>> BEGIN Data excerpts

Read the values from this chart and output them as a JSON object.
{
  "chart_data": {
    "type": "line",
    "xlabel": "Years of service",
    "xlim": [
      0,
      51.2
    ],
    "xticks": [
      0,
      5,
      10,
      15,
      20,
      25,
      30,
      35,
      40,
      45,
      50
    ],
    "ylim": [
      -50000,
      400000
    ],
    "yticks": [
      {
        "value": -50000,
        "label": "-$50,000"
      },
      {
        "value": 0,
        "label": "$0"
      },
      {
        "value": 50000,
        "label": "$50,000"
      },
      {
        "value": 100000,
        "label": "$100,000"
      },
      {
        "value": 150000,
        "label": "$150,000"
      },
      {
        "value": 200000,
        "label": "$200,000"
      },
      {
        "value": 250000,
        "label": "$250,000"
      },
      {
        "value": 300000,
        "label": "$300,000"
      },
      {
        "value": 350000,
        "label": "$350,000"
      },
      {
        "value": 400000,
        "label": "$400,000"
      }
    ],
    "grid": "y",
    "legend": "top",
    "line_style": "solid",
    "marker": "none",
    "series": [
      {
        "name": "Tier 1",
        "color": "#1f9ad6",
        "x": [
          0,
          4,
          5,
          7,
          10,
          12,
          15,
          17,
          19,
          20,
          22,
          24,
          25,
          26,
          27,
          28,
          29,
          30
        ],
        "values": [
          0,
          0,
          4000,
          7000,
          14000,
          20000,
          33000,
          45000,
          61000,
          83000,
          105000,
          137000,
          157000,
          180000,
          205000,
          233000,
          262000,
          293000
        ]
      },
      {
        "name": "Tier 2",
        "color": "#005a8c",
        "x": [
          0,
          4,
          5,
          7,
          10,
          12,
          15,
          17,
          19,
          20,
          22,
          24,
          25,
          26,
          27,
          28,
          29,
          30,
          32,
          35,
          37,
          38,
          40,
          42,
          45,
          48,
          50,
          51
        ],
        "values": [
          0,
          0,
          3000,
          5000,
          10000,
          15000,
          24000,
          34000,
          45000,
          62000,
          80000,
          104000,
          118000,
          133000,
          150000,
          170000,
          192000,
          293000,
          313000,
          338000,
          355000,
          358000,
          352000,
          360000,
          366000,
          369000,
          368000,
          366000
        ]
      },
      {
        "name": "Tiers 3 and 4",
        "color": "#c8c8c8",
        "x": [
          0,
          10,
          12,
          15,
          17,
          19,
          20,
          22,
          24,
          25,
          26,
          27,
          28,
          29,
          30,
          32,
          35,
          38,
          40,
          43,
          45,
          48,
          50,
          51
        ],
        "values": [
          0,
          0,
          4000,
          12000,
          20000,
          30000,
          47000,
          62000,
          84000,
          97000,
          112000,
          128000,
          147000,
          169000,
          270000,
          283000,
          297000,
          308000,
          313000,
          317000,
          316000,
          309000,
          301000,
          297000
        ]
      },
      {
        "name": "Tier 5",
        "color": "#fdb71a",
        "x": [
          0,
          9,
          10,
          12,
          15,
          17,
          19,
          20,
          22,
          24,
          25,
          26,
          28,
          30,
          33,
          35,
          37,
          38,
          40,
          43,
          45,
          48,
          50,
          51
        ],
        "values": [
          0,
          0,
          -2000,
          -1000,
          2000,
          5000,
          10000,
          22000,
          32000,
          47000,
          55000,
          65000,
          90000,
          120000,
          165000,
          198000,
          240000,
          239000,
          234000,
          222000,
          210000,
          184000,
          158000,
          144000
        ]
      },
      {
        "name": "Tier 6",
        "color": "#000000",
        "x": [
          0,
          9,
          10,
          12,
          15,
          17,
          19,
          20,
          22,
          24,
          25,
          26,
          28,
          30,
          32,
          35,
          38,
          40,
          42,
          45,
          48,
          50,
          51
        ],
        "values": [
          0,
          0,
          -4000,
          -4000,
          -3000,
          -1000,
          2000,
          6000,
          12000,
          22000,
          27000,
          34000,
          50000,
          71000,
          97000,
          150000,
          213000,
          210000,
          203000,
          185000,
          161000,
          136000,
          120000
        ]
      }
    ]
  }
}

>> END Data excerpts

## Challenge
Write out all the records above again, exactly as they stand.

## Task solution
Read the values from this chart and output them as a JSON object.
{
  "chart_data": {
    "type": "line",
    "xlabel": "Years of service",
    "xlim": [
      0,
      51.2
    ],
    "xticks": [
      0,
      5,
      10,
      15,
      20,
      25,
      30,
      35,
      40,
      45,
      50
    ],
    "ylim": [
      -50000,
      400000
    ],
    "yticks": [
      {
        "value": -50000,
        "label": "-$50,000"
      },
      {
        "value": 0,
        "label": "$0"
      },
      {
        "value": 50000,
        "label": "$50,000"
      },
      {
        "value": 100000,
        "label": "$100,000"
      },
      {
        "value": 150000,
        "label": "$150,000"
      },
      {
        "value": 200000,
        "label": "$200,000"
      },
      {
        "value": 250000,
        "label": "$250,000"
      },
      {
        "value": 300000,
        "label": "$300,000"
      },
      {
        "value": 350000,
        "label": "$350,000"
      },
      {
        "value": 400000,
        "label": "$400,000"
      }
    ],
    "grid": "y",
    "legend": "top",
    "line_style": "solid",
    "marker": "none",
    "series": [
      {
        "name": "Tier 1",
        "color": "#1f9ad6",
        "x": [
          0,
          4,
          5,
          7,
          10,
          12,
          15,
          17,
          19,
          20,
          22,
          24,
          25,
          26,
          27,
          28,
          29,
          30
        ],
        "values": [
          0,
          0,
          4000,
          7000,
          14000,
          20000,
          33000,
          45000,
          61000,
          83000,
          105000,
          137000,
          157000,
          180000,
          205000,
          233000,
          262000,
          293000
        ]
      },
      {
        "name": "Tier 2",
        "color": "#005a8c",
        "x": [
          0,
          4,
          5,
          7,
          10,
          12,
          15,
          17,
          19,
          20,
          22,
          24,
          25,
          26,
          27,
          28,
          29,
          30,
          32,
          35,
          37,
          38,
          40,
          42,
          45,
          48,
          50,
          51
        ],
        "values": [
          0,
          0,
          3000,
          5000,
          10000,
          15000,
          24000,
          34000,
          45000,
          62000,
          80000,
          104000,
          118000,
          133000,
          150000,
          170000,
          192000,
          293000,
          313000,
          338000,
          355000,
          358000,
          352000,
          360000,
          366000,
          369000,
          368000,
          366000
        ]
      },
      {
        "name": "Tiers 3 and 4",
        "color": "#c8c8c8",
        "x": [
          0,
          10,
          12,
          15,
          17,
          19,
          20,
          22,
          24,
          25,
          26,
          27,
          28,
          29,
          30,
          32,
          35,
          38,
          40,
          43,
          45,
          48,
          50,
          51
        ],
        "values": [
          0,
          0,
          4000,
          12000,
          20000,
          30000,
          47000,
          62000,
          84000,
          97000,
          112000,
          128000,
          147000,
          169000,
          270000,
          283000,
          297000,
          308000,
          313000,
          317000,
          316000,
          309000,
          301000,
          297000
        ]
      },
      {
        "name": "Tier 5",
        "color": "#fdb71a",
        "x": [
          0,
          9,
          10,
          12,
          15,
          17,
          19,
          20,
          22,
          24,
          25,
          26,
          28,
          30,
          33,
          35,
          37,
          38,
          40,
          43,
          45,
          48,
          50,
          51
        ],
        "values": [
          0,
          0,
          -2000,
          -1000,
          2000,
          5000,
          10000,
          22000,
          32000,
          47000,
          55000,
          65000,
          90000,
          120000,
          165000,
          198000,
          240000,
          239000,
          234000,
          222000,
          210000,
          184000,
          158000,
          144000
        ]
      },
      {
        "name": "Tier 6",
        "color": "#000000",
        "x": [
          0,
          9,
          10,
          12,
          15,
          17,
          19,
          20,
          22,
          24,
          25,
          26,
          28,
          30,
          32,
          35,
          38,
          40,
          42,
          45,
          48,
          50,
          51
        ],
        "values": [
          0,
          0,
          -4000,
          -4000,
          -3000,
          -1000,
          2000,
          6000,
          12000,
          22000,
          27000,
          34000,
          50000,
          71000,
          97000,
          150000,
          213000,
          210000,
          203000,
          185000,
          161000,
          136000,
          120000
        ]
      }
    ]
  }
}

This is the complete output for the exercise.